BEGIN Task material
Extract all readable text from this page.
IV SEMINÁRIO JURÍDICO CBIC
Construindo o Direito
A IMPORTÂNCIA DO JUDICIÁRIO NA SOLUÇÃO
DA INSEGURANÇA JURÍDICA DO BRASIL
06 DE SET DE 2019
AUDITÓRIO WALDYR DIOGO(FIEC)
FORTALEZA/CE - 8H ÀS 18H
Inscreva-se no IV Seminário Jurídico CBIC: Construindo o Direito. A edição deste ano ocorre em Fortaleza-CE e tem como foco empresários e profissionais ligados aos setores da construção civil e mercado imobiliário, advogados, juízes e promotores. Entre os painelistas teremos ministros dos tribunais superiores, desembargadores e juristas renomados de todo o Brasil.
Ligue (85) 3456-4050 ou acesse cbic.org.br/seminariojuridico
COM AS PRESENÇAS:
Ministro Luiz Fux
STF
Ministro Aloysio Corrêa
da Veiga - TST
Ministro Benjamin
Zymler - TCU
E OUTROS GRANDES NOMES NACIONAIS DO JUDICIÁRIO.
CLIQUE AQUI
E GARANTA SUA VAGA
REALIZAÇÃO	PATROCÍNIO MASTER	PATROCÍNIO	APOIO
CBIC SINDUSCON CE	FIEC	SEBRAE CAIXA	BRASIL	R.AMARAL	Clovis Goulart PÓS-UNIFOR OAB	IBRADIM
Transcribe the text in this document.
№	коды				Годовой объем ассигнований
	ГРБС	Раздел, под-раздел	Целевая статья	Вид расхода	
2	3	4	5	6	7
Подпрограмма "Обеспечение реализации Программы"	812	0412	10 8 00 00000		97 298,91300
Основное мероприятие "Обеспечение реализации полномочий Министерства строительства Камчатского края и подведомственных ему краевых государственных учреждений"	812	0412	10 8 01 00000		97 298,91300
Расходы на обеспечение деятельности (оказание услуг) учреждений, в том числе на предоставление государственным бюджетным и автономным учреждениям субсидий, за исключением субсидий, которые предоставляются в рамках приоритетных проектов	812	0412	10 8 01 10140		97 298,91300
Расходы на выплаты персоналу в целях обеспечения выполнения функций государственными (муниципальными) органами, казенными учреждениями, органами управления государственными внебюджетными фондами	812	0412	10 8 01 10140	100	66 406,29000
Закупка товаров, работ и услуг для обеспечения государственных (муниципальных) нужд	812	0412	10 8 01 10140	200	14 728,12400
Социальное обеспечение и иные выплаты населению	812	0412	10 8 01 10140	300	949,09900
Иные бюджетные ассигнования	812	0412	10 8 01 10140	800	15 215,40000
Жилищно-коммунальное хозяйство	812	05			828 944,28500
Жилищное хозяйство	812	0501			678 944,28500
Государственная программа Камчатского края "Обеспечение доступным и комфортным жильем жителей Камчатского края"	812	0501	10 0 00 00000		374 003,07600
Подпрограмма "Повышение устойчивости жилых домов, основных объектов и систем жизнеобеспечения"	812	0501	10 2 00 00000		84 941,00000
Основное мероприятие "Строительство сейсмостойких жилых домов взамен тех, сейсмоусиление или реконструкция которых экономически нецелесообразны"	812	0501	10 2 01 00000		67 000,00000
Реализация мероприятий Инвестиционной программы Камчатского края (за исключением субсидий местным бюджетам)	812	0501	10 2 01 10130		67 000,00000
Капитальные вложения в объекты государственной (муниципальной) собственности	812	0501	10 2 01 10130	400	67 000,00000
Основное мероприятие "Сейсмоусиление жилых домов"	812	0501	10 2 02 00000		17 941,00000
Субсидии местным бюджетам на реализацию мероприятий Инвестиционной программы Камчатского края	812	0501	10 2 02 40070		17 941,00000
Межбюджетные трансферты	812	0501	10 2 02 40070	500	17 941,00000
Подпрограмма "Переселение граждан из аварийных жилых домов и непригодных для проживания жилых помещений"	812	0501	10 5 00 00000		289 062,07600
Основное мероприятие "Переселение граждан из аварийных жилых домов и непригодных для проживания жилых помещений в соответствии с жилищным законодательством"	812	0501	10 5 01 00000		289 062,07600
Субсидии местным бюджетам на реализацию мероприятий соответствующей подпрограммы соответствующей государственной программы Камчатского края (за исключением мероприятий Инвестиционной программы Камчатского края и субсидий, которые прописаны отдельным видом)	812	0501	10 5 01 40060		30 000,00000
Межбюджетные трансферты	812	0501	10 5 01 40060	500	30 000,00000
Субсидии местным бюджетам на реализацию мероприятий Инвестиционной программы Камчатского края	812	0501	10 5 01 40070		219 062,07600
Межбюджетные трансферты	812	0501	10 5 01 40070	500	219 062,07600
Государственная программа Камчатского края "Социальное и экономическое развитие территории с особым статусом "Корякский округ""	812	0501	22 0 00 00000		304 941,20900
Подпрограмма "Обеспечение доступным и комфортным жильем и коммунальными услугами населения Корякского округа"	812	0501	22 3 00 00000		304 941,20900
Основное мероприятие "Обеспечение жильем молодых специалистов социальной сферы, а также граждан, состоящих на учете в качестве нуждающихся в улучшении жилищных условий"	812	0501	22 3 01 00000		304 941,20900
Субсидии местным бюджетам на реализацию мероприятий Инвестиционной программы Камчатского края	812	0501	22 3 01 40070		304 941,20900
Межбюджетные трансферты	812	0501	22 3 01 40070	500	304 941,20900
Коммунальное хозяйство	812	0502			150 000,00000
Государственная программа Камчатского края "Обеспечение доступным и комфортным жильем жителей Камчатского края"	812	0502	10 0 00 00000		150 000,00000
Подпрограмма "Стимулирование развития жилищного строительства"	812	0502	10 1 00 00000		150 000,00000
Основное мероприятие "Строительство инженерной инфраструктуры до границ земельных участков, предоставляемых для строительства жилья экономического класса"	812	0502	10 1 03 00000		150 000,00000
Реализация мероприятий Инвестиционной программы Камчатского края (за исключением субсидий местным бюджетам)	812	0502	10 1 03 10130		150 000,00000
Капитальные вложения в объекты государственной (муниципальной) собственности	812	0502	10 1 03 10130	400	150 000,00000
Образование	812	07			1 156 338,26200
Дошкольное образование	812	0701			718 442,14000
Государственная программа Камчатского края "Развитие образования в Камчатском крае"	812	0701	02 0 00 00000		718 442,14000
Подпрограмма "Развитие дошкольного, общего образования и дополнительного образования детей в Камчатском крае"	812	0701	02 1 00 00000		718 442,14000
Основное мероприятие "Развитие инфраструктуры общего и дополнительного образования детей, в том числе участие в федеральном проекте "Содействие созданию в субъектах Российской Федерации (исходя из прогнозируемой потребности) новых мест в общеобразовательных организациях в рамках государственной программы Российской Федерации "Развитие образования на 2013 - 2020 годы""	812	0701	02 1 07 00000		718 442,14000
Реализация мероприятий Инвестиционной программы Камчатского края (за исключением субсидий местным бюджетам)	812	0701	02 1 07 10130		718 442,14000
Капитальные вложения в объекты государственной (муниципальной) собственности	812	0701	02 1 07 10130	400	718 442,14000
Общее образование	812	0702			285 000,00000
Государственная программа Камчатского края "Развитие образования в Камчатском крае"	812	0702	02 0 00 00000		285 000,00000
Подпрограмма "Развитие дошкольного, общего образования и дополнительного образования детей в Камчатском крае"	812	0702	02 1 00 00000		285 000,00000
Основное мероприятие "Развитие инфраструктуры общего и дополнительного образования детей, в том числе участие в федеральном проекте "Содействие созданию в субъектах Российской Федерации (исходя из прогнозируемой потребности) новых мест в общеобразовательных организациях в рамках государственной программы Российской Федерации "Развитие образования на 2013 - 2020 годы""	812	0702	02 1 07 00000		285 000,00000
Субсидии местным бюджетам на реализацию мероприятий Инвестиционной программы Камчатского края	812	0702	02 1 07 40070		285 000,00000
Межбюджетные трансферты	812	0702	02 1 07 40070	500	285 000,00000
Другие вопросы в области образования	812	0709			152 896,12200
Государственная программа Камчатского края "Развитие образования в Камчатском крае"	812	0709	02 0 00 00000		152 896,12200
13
END Task material
▶ Your task
Across the material above, count every line holding "трансферты" and write down only the number.

▶ Exercise solution
5